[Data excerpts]
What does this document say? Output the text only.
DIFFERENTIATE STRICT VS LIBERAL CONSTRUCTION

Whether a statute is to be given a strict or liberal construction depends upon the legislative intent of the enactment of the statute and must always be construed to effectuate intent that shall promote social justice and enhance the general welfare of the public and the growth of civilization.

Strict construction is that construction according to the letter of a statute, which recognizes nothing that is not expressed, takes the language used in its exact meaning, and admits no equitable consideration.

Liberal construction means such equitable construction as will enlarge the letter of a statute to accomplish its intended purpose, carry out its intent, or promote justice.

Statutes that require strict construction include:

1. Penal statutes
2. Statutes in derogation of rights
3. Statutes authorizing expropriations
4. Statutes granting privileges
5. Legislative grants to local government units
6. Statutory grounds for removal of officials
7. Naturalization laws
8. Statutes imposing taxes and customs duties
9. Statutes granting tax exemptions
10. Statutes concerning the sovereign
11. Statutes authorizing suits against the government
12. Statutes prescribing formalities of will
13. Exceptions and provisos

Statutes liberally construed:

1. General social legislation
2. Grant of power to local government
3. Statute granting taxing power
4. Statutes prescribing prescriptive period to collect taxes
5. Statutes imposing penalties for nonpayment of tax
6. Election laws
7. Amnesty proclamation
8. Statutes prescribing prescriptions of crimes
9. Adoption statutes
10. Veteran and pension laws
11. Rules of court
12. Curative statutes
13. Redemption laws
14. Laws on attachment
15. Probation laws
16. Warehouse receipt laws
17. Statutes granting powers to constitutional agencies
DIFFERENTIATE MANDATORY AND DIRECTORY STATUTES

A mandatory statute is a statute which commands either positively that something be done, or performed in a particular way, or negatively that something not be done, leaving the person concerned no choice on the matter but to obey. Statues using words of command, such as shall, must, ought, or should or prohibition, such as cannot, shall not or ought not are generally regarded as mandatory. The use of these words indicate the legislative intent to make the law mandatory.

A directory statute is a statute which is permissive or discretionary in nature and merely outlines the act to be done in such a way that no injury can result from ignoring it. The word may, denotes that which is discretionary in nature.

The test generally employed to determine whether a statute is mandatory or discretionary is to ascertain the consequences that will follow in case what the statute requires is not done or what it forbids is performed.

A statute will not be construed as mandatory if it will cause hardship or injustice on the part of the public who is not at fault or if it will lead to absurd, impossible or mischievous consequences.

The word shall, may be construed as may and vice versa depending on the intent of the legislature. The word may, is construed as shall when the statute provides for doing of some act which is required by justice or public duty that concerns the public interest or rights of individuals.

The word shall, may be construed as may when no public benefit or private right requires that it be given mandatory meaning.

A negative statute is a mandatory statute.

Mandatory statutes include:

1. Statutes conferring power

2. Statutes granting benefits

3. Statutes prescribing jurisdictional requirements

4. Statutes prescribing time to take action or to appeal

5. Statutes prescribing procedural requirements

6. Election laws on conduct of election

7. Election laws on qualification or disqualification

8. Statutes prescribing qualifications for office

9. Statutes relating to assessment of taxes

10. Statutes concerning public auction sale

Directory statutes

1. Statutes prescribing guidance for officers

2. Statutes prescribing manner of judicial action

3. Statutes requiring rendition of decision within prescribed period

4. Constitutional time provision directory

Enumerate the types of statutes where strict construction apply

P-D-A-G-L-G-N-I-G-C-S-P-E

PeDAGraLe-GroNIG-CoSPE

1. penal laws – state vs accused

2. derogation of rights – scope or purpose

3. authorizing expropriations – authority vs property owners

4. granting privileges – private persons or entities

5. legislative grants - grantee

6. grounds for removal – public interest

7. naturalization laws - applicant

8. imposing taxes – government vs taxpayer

> [WHAT THIS TASK INVOLVES] Gather each line in the entries above where the string "prescribing" is found.

> [TASK ANSWER]
12. Statutes prescribing formalities of will
4. Statutes prescribing prescriptive period to collect taxes
8. Statutes prescribing prescriptions of crimes
3. Statutes prescribing jurisdictional requirements
4. Statutes prescribing time to take action or to appeal
5. Statutes prescribing procedural requirements
8. Statutes prescribing qualifications for office
1. Statutes prescribing guidance for officers
2. Statutes prescribing manner of judicial action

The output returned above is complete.